━━ TEXT ━━
The fields of animal cognition and ethology (the study of animal behavior in wild, natural settings) have produced extremely exciting results over the last two decades. Gone are the days when any serious scientist of animal behavior considers their subjects as nothing more than mindless automatons. We are slowly realizing how perceptive and intelligent other animals are.
This is especially true for dogs. They have a sense of number, they have incredible memories, they recognize and reject unequal treatment, and they have rich toolkit of social cues. They are especially attuned to human emotion and communication, having evolved alongside us for thousands of years.
A new study conducted by scientists at the University of Vienna has demonstrated that dogs have an understanding of perspective. (Read it – it’s open access!) That is to say, dogs are aware that individuals can have different points-of-view and can observe things or not, based on where they are. (We are talking about literal points-of-view here, visual perspectives, not figurative ones.) The understanding of perspective is a very advanced cognitive skill. In human terms, this would be considered level-1 perspective-taking and is not observed in human children until at least the third year of life, often even later.
━━━
━━ RECORDS PROVIDED ━━
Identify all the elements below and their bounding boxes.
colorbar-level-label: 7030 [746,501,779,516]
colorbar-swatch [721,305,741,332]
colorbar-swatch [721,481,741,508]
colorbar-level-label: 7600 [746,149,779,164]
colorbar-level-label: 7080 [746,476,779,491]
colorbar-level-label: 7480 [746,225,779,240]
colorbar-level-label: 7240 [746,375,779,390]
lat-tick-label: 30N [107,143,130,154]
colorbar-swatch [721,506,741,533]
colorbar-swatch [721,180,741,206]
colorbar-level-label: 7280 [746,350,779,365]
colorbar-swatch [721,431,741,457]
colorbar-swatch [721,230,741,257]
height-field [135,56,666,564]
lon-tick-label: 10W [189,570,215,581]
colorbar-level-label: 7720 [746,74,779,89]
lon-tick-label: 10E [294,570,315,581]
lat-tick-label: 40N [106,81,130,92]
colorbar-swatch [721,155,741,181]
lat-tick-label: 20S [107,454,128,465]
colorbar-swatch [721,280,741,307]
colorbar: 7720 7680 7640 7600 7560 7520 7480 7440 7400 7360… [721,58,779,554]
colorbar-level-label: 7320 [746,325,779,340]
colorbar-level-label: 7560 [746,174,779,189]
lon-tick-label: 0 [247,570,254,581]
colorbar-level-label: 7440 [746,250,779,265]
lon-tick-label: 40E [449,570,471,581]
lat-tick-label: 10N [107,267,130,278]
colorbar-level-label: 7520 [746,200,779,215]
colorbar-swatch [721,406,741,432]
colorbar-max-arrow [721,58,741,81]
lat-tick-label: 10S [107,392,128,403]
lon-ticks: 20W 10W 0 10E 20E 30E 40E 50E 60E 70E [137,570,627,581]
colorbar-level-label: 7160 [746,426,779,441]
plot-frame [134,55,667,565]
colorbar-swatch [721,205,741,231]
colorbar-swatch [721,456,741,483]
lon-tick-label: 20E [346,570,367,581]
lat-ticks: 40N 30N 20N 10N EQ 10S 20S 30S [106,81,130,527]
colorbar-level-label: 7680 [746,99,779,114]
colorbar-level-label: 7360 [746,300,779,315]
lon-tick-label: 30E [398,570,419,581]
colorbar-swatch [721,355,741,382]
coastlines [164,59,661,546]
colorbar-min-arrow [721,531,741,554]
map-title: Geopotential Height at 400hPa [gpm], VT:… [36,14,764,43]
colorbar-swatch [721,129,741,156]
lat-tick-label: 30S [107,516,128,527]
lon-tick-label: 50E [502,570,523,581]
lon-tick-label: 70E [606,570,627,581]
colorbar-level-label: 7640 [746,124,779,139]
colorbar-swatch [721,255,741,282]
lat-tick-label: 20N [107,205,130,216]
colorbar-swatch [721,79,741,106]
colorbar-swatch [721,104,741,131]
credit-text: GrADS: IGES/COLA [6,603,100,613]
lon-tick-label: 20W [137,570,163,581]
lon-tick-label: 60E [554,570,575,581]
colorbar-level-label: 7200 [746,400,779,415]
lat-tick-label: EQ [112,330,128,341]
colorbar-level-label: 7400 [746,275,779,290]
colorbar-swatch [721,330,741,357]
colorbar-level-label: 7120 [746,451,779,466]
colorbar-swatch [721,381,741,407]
━━━
# PROBLEM SET:
1 > Can you print the records word for word, starting at their first line and stopping after the line that contains "credit-text: GrADS: IGES/COLA [6,603,100,613]"?
2 > How would you continue the text on dog cognition after its last sentence?
These records bear no relation to the text.

# EXPECTED RESULTS:
1 >
Identify all the elements below and their bounding boxes.
colorbar-level-label: 7030 [746,501,779,516]
colorbar-swatch [721,305,741,332]
colorbar-swatch [721,481,741,508]
colorbar-level-label: 7600 [746,149,779,164]
colorbar-level-label: 7080 [746,476,779,491]
colorbar-level-label: 7480 [746,225,779,240]
colorbar-level-label: 7240 [746,375,779,390]
lat-tick-label: 30N [107,143,130,154]
colorbar-swatch [721,506,741,533]
colorbar-swatch [721,180,741,206]
colorbar-level-label: 7280 [746,350,779,365]
colorbar-swatch [721,431,741,457]
colorbar-swatch [721,230,741,257]
height-field [135,56,666,564]
lon-tick-label: 10W [189,570,215,581]
colorbar-level-label: 7720 [746,74,779,89]
lon-tick-label: 10E [294,570,315,581]
lat-tick-label: 40N [106,81,130,92]
colorbar-swatch [721,155,741,181]
lat-tick-label: 20S [107,454,128,465]
colorbar-swatch [721,280,741,307]
colorbar: 7720 7680 7640 7600 7560 7520 7480 7440 7400 7360… [721,58,779,554]
colorbar-level-label: 7320 [746,325,779,340]
colorbar-level-label: 7560 [746,174,779,189]
lon-tick-label: 0 [247,570,254,581]
colorbar-level-label: 7440 [746,250,779,265]
lon-tick-label: 40E [449,570,471,581]
lat-tick-label: 10N [107,267,130,278]
colorbar-level-label: 7520 [746,200,779,215]
colorbar-swatch [721,406,741,432]
colorbar-max-arrow [721,58,741,81]
lat-tick-label: 10S [107,392,128,403]
lon-ticks: 20W 10W 0 10E 20E 30E 40E 50E 60E 70E [137,570,627,581]
colorbar-level-label: 7160 [746,426,779,441]
plot-frame [134,55,667,565]
colorbar-swatch [721,205,741,231]
colorbar-swatch [721,456,741,483]
lon-tick-label: 20E [346,570,367,581]
lat-ticks: 40N 30N 20N 10N EQ 10S 20S 30S [106,81,130,527]
colorbar-level-label: 7680 [746,99,779,114]
colorbar-level-label: 7360 [746,300,779,315]
lon-tick-label: 30E [398,570,419,581]
colorbar-swatch [721,355,741,382]
coastlines [164,59,661,546]
colorbar-min-arrow [721,531,741,554]
map-title: Geopotential Height at 400hPa [gpm], VT:… [36,14,764,43]
colorbar-swatch [721,129,741,156]
lat-tick-label: 30S [107,516,128,527]
lon-tick-label: 50E [502,570,523,581]
lon-tick-label: 70E [606,570,627,581]
colorbar-level-label: 7640 [746,124,779,139]
colorbar-swatch [721,255,741,282]
lat-tick-label: 20N [107,205,130,216]
colorbar-swatch [721,79,741,106]
colorbar-swatch [721,104,741,131]
credit-text: GrADS: IGES/COLA [6,603,100,613]

2 >
This study built on similar research from 2014, but went further. To ask if dog’s understand perspective, Huber and colleagues trained dogs on a simple task of “finding the treat,” a piece of sausage hidden under a bucket, using only cues from the “informant” pointing to which bucket had the treat inside. (To prevent the dogs’ simply finding the food with their powerful noses, all of the buckets were touched by the scientists and rubbed with the sausage.)
It sounds simple, but studies like this must include a great deal of careful controls. The trials must be repeated over and over, with different scientists playing the various parts of informants and “hiders,” lots of foils and build up to the “real test” so that the dogs understand the setup and what the humans are telling them when they point to a bucket.
It’s worth stopping here to note that dogs are the only animals besides our fellow apes that know (or can learn) what we mean when we point at something. They can follow our fingers and understand that we’re drawing attention to something some distance away. Dogs can even follow our line of sight, a skill called “gaze tracking.” When we look at something, especially while expressing some strong emotion such as fear, surprise, or elation, this will pique the interest of our dogs and they will attempt to see what we’re looking at. This is something that very few non-ape species can do in a sophisticated way. To me, this was a strong hint that they understand perspective, but could also be the result of training.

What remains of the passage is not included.